Directive
Every entry must be given again exactly.

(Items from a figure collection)
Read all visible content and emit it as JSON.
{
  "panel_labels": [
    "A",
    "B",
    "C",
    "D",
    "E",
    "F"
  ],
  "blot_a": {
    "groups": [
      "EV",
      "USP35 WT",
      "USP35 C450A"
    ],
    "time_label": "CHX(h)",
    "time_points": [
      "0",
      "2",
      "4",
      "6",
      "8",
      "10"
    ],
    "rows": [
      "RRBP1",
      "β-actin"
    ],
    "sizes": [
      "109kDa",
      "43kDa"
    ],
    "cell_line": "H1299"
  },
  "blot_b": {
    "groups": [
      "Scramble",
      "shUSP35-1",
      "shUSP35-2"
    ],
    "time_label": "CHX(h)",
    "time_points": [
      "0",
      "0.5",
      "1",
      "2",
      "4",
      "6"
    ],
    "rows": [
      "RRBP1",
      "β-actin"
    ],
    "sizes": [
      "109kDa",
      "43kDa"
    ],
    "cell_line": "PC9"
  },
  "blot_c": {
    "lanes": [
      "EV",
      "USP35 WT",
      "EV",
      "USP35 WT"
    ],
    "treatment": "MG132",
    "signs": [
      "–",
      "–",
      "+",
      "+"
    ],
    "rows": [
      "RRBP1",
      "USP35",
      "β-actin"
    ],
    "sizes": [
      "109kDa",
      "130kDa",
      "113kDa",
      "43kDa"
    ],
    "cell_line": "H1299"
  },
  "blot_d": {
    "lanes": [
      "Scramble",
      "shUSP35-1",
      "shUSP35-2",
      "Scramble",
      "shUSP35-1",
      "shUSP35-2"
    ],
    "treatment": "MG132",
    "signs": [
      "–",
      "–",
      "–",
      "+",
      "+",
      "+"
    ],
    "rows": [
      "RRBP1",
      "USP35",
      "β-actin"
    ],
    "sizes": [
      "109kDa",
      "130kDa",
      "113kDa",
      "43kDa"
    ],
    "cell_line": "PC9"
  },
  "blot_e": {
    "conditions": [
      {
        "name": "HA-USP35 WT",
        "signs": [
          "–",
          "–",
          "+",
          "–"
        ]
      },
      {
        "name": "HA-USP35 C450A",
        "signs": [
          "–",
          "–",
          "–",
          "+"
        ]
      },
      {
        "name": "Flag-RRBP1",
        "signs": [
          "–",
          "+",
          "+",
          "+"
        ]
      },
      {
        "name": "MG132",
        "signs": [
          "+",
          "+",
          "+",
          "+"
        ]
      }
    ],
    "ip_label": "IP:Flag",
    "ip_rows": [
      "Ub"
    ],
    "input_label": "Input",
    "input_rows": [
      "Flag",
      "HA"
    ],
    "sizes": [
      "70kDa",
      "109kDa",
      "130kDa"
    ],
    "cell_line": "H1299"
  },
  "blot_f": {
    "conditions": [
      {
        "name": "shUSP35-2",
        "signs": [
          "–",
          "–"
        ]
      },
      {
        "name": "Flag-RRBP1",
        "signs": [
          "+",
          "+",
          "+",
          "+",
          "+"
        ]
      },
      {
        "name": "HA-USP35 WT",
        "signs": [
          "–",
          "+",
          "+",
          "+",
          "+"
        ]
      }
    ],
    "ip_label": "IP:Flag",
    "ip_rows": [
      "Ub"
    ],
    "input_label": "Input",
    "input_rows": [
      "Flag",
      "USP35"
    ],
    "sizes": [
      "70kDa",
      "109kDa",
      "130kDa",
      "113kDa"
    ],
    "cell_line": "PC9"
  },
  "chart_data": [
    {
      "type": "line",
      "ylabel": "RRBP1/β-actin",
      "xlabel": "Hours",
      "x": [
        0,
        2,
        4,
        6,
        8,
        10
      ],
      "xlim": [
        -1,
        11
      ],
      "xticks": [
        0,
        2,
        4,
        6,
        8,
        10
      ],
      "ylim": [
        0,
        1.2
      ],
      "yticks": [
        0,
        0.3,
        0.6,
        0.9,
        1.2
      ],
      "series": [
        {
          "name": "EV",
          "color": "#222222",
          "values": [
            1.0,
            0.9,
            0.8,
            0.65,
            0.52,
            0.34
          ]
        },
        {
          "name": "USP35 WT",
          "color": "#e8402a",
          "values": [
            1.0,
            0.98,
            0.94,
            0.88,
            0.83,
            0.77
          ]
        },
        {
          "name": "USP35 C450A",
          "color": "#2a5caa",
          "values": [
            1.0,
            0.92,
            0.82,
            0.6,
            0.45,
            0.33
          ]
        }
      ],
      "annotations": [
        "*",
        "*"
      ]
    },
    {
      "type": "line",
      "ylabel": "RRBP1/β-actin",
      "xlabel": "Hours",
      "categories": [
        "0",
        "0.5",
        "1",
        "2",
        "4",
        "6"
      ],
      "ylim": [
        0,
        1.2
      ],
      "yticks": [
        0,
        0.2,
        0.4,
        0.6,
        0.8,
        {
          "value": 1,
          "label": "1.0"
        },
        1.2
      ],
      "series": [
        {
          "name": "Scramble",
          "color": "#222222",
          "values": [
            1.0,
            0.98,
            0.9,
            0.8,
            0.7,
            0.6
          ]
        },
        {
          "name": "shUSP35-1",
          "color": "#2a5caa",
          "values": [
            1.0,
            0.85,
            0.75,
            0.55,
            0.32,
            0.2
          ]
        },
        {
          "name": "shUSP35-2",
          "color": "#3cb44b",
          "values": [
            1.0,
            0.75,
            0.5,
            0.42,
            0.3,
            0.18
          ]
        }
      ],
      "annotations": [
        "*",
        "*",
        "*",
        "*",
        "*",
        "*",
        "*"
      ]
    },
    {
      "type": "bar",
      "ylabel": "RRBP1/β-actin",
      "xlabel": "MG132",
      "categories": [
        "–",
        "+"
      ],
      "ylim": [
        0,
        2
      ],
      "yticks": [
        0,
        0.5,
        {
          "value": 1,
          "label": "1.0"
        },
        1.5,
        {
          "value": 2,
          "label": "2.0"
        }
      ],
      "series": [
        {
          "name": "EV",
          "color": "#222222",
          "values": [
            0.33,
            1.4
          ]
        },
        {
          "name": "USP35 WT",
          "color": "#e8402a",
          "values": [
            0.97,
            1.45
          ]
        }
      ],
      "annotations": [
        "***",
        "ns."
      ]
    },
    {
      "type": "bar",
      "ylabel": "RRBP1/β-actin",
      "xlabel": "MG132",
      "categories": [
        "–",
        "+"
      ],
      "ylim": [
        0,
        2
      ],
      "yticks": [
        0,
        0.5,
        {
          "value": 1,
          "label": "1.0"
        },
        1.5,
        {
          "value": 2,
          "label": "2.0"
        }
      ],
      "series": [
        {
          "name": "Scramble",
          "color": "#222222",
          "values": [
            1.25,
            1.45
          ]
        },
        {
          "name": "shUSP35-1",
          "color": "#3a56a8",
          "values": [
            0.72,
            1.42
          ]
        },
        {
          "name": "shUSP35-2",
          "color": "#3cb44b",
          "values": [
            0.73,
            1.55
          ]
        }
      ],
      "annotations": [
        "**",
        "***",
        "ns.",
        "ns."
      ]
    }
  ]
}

Final result
Read all visible content and emit it as JSON.
{
  "panel_labels": [
    "A",
    "B",
    "C",
    "D",
    "E",
    "F"
  ],
  "blot_a": {
    "groups": [
      "EV",
      "USP35 WT",
      "USP35 C450A"
    ],
    "time_label": "CHX(h)",
    "time_points": [
      "0",
      "2",
      "4",
      "6",
      "8",
      "10"
    ],
    "rows": [
      "RRBP1",
      "β-actin"
    ],
    "sizes": [
      "109kDa",
      "43kDa"
    ],
    "cell_line": "H1299"
  },
  "blot_b": {
    "groups": [
      "Scramble",
      "shUSP35-1",
      "shUSP35-2"
    ],
    "time_label": "CHX(h)",
    "time_points": [
      "0",
      "0.5",
      "1",
      "2",
      "4",
      "6"
    ],
    "rows": [
      "RRBP1",
      "β-actin"
    ],
    "sizes": [
      "109kDa",
      "43kDa"
    ],
    "cell_line": "PC9"
  },
  "blot_c": {
    "lanes": [
      "EV",
      "USP35 WT",
      "EV",
      "USP35 WT"
    ],
    "treatment": "MG132",
    "signs": [
      "–",
      "–",
      "+",
      "+"
    ],
    "rows": [
      "RRBP1",
      "USP35",
      "β-actin"
    ],
    "sizes": [
      "109kDa",
      "130kDa",
      "113kDa",
      "43kDa"
    ],
    "cell_line": "H1299"
  },
  "blot_d": {
    "lanes": [
      "Scramble",
      "shUSP35-1",
      "shUSP35-2",
      "Scramble",
      "shUSP35-1",
      "shUSP35-2"
    ],
    "treatment": "MG132",
    "signs": [
      "–",
      "–",
      "–",
      "+",
      "+",
      "+"
    ],
    "rows": [
      "RRBP1",
      "USP35",
      "β-actin"
    ],
    "sizes": [
      "109kDa",
      "130kDa",
      "113kDa",
      "43kDa"
    ],
    "cell_line": "PC9"
  },
  "blot_e": {
    "conditions": [
      {
        "name": "HA-USP35 WT",
        "signs": [
          "–",
          "–",
          "+",
          "–"
        ]
      },
      {
        "name": "HA-USP35 C450A",
        "signs": [
          "–",
          "–",
          "–",
          "+"
        ]
      },
      {
        "name": "Flag-RRBP1",
        "signs": [
          "–",
          "+",
          "+",
          "+"
        ]
      },
      {
        "name": "MG132",
        "signs": [
          "+",
          "+",
          "+",
          "+"
        ]
      }
    ],
    "ip_label": "IP:Flag",
    "ip_rows": [
      "Ub"
    ],
    "input_label": "Input",
    "input_rows": [
      "Flag",
      "HA"
    ],
    "sizes": [
      "70kDa",
      "109kDa",
      "130kDa"
    ],
    "cell_line": "H1299"
  },
  "blot_f": {
    "conditions": [
      {
        "name": "shUSP35-2",
        "signs": [
          "–",
          "–"
        ]
      },
      {
        "name": "Flag-RRBP1",
        "signs": [
          "+",
          "+",
          "+",
          "+",
          "+"
        ]
      },
      {
        "name": "HA-USP35 WT",
        "signs": [
          "–",
          "+",
          "+",
          "+",
          "+"
        ]
      }
    ],
    "ip_label": "IP:Flag",
    "ip_rows": [
      "Ub"
    ],
    "input_label": "Input",
    "input_rows": [
      "Flag",
      "USP35"
    ],
    "sizes": [
      "70kDa",
      "109kDa",
      "130kDa",
      "113kDa"
    ],
    "cell_line": "PC9"
  },
  "chart_data": [
    {
      "type": "line",
      "ylabel": "RRBP1/β-actin",
      "xlabel": "Hours",
      "x": [
        0,
        2,
        4,
        6,
        8,
        10
      ],
      "xlim": [
        -1,
        11
      ],
      "xticks": [
        0,
        2,
        4,
        6,
        8,
        10
      ],
      "ylim": [
        0,
        1.2
      ],
      "yticks": [
        0,
        0.3,
        0.6,
        0.9,
        1.2
      ],
      "series": [
        {
          "name": "EV",
          "color": "#222222",
          "values": [
            1.0,
            0.9,
            0.8,
            0.65,
            0.52,
            0.34
          ]
        },
        {
          "name": "USP35 WT",
          "color": "#e8402a",
          "values": [
            1.0,
            0.98,
            0.94,
            0.88,
            0.83,
            0.77
          ]
        },
        {
          "name": "USP35 C450A",
          "color": "#2a5caa",
          "values": [
            1.0,
            0.92,
            0.82,
            0.6,
            0.45,
            0.33
          ]
        }
      ],
      "annotations": [
        "*",
        "*"
      ]
    },
    {
      "type": "line",
      "ylabel": "RRBP1/β-actin",
      "xlabel": "Hours",
      "categories": [
        "0",
        "0.5",
        "1",
        "2",
        "4",
        "6"
      ],
      "ylim": [
        0,
        1.2
      ],
      "yticks": [
        0,
        0.2,
        0.4,
        0.6,
        0.8,
        {
          "value": 1,
          "label": "1.0"
        },
        1.2
      ],
      "series": [
        {
          "name": "Scramble",
          "color": "#222222",
          "values": [
            1.0,
            0.98,
            0.9,
            0.8,
            0.7,
            0.6
          ]
        },
        {
          "name": "shUSP35-1",
          "color": "#2a5caa",
          "values": [
            1.0,
            0.85,
            0.75,
            0.55,
            0.32,
            0.2
          ]
        },
        {
          "name": "shUSP35-2",
          "color": "#3cb44b",
          "values": [
            1.0,
            0.75,
            0.5,
            0.42,
            0.3,
            0.18
          ]
        }
      ],
      "annotations": [
        "*",
        "*",
        "*",
        "*",
        "*",
        "*",
        "*"
      ]
    },
    {
      "type": "bar",
      "ylabel": "RRBP1/β-actin",
      "xlabel": "MG132",
      "categories": [
        "–",
        "+"
      ],
      "ylim": [
        0,
        2
      ],
      "yticks": [
        0,
        0.5,
        {
          "value": 1,
          "label": "1.0"
        },
        1.5,
        {
          "value": 2,
          "label": "2.0"
        }
      ],
      "series": [
        {
          "name": "EV",
          "color": "#222222",
          "values": [
            0.33,
            1.4
          ]
        },
        {
          "name": "USP35 WT",
          "color": "#e8402a",
          "values": [
            0.97,
            1.45
          ]
        }
      ],
      "annotations": [
        "***",
        "ns."
      ]
    },
    {
      "type": "bar",
      "ylabel": "RRBP1/β-actin",
      "xlabel": "MG132",
      "categories": [
        "–",
        "+"
      ],
      "ylim": [
        0,
        2
      ],
      "yticks": [
        0,
        0.5,
        {
          "value": 1,
          "label": "1.0"
        },
        1.5,
        {
          "value": 2,
          "label": "2.0"
        }
      ],
      "series": [
        {
          "name": "Scramble",
          "color": "#222222",
          "values": [
            1.25,
            1.45
          ]
        },
        {
          "name": "shUSP35-1",
          "color": "#3a56a8",
          "values": [
            0.72,
            1.42
          ]
        },
        {
          "name": "shUSP35-2",
          "color": "#3cb44b",
          "values": [
            0.73,
            1.55
          ]
        }
      ],
      "annotations": [
        "**",
        "***",
        "ns.",
        "ns."
      ]
    }
  ]
}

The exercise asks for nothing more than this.